■ Source extract ■
Industry support groups and opponents of the impact fee, view Act 13 of 2012 as legislation that imposes a “burdensome tax” on the unconventional natural gas industry. Focus is traditionally centered on the total amount of fees imposed, rather than a metric such as Effective Tax Rate. Making the amount of total fees imposed a focal point is an effort to distract from a reality that this burden is barely felt by producers. Especially during a time when energy markets are seeing unprecedented fluctuations, and consumers are faced with utility price increases.

A review of the impact fee also requires an explanation of how fee collections are determined. Specifically, impact fees paid by each producer are determined by a multi-year fee schedule, based on the average annual price of natural gas. The following table shows all potential fee levels per unconventional well, as described in Act 13 of 2012, based on gas prices each year. Once a year, a fee is assigned to each well and is dependent upon the number of years a well has been in operation and the average annual price of gas as defined by the act.

To explore the divergent paths that the impact fee and natural gas production are headed on, we can evaluate the “burden” of the fee. Such evaluation requires a per-calendar-year analysis of:

  • production levels and impact fee collections
  • impact fee collections and a calculation of the effective tax rate (ETR)

Production increases have outpaced collections every year since 2011. In comparing the difference in terms of percentage increase, the large discrepancy supports the notion of a lessening financial “burden” on producers and ongoing calls for enacting a severance tax.

■ Given task 1 ■
Reproduce the listing word for word, from its first line to the line with "left-y-tick-label: 60 [45,154,64,173]", including both of those lines.

■ Materials provided ■

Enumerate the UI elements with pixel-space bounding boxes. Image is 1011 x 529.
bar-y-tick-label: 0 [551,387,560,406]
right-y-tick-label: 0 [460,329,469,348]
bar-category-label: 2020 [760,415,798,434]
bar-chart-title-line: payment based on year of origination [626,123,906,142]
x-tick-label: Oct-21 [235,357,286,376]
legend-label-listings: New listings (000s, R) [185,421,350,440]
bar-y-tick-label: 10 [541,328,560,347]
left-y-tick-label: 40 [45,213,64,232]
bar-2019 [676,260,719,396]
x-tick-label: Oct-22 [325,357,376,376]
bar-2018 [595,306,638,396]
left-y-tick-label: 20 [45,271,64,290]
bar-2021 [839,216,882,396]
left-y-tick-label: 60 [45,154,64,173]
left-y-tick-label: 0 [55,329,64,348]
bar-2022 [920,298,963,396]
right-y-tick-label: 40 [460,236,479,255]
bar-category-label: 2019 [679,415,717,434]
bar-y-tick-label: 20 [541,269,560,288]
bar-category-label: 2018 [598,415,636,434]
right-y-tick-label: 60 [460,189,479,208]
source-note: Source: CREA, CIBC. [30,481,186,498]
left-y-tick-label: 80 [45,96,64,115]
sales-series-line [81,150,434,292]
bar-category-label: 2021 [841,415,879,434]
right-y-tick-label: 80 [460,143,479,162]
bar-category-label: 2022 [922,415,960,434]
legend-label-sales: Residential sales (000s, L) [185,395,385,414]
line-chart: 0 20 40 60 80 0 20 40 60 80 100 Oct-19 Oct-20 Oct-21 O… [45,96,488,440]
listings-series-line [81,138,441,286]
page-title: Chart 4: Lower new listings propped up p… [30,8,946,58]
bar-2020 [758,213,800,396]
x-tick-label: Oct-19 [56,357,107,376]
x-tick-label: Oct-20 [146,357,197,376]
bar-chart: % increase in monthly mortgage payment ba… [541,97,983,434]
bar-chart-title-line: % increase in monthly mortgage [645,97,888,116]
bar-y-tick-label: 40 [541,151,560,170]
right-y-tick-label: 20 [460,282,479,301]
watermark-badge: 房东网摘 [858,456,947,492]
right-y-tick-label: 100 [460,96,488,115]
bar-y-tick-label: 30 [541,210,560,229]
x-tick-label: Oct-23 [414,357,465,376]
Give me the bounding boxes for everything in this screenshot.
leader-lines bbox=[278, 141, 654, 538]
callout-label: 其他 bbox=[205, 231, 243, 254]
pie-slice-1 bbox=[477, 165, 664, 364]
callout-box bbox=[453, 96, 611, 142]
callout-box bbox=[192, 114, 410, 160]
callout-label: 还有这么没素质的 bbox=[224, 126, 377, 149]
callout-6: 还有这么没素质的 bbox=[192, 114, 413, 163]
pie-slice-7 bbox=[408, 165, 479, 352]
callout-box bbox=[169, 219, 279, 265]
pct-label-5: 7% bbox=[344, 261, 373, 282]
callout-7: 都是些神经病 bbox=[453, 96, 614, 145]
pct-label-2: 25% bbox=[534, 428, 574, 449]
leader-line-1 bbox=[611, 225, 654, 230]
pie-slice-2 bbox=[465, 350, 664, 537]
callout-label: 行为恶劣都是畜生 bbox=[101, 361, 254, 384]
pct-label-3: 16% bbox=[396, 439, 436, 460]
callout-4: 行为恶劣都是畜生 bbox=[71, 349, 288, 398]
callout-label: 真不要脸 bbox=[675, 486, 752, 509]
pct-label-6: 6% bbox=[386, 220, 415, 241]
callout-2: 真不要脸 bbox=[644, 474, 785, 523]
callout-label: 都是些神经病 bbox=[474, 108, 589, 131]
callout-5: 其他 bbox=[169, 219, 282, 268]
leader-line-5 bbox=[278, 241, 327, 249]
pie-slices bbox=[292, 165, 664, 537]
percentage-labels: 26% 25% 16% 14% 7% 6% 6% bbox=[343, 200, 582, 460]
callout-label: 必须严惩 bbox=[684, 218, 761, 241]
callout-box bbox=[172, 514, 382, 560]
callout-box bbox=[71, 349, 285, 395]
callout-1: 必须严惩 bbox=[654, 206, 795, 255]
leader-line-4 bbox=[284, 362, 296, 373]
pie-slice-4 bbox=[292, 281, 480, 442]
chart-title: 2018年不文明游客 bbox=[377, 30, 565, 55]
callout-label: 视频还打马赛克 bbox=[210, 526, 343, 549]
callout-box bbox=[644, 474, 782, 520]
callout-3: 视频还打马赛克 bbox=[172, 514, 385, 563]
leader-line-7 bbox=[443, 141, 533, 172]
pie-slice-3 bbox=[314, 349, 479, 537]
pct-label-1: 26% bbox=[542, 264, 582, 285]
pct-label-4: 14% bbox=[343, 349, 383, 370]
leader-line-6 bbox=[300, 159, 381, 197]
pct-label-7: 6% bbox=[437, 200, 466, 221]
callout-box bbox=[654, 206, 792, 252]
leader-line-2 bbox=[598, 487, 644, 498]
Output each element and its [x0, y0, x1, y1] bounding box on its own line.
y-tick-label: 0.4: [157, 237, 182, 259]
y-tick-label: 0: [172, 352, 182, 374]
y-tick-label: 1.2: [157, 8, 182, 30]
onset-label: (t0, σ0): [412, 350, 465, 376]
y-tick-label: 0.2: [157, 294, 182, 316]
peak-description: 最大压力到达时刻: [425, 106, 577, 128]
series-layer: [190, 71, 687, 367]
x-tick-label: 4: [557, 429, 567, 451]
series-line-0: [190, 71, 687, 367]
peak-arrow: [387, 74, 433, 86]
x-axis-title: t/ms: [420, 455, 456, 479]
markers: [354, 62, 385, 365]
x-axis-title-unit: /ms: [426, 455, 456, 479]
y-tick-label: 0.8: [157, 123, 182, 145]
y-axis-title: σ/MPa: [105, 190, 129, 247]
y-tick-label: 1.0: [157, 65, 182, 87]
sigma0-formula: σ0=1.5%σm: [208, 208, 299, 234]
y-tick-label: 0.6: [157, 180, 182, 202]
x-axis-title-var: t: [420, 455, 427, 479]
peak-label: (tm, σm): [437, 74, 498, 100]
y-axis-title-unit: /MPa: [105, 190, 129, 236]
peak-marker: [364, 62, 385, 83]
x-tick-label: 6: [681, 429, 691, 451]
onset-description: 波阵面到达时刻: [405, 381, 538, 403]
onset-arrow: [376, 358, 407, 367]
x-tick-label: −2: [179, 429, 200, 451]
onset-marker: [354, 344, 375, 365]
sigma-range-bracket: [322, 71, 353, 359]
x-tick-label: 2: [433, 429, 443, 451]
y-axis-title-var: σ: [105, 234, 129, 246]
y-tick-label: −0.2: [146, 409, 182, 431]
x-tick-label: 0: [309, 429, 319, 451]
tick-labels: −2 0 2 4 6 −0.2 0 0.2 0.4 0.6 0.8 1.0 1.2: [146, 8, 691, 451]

■ Given task 2 ■
Write the next part of the text on the Act 13 impact fee, starting right after its final sentence.

■ Task answer 1 ■
Enumerate the UI elements with pixel-space bounding boxes. Image is 1011 x 529.
bar-y-tick-label: 0 [551,387,560,406]
right-y-tick-label: 0 [460,329,469,348]
bar-category-label: 2020 [760,415,798,434]
bar-chart-title-line: payment based on year of origination [626,123,906,142]
x-tick-label: Oct-21 [235,357,286,376]
legend-label-listings: New listings (000s, R) [185,421,350,440]
bar-y-tick-label: 10 [541,328,560,347]
left-y-tick-label: 40 [45,213,64,232]
bar-2019 [676,260,719,396]
x-tick-label: Oct-22 [325,357,376,376]
bar-2018 [595,306,638,396]
left-y-tick-label: 20 [45,271,64,290]
bar-2021 [839,216,882,396]
left-y-tick-label: 60 [45,154,64,173]

■ Task answer 2 ■
As we explore the different trajectories of production and impact fee revenues, we cannot help but sit in awe of production milestones reached year-after-year. In a year when entire industries and their employees could not work, the natural gas industry in Pennsylvania was not only able sustain its existence but excel.

As we continue to analyze the impact fee, we can look at calculating an effective tax rate. The rate’s calculation is a function of the annual impact fee, production, and the resulting market value for a particular calendar year.

The effective tax rate (ETR) for the impact fee shows that for 2021, the industry had its lowest “burden.” A graphic illustration of the ETR emphasizes the evolution of unconventional well production in Pennsylvania and the respective ETR as calculated by the House Democratic Appropriations Committee (HACD).

As it stands, our evaluation of both analyses brings us to an important conclusion: Unconventional Gas Well production continues to increase and break records, while the Impact Fee endures a roller coaster ride. Year after year, we have seen this scenario unfold, which provides more proof that the enactment of a severance tax is needed.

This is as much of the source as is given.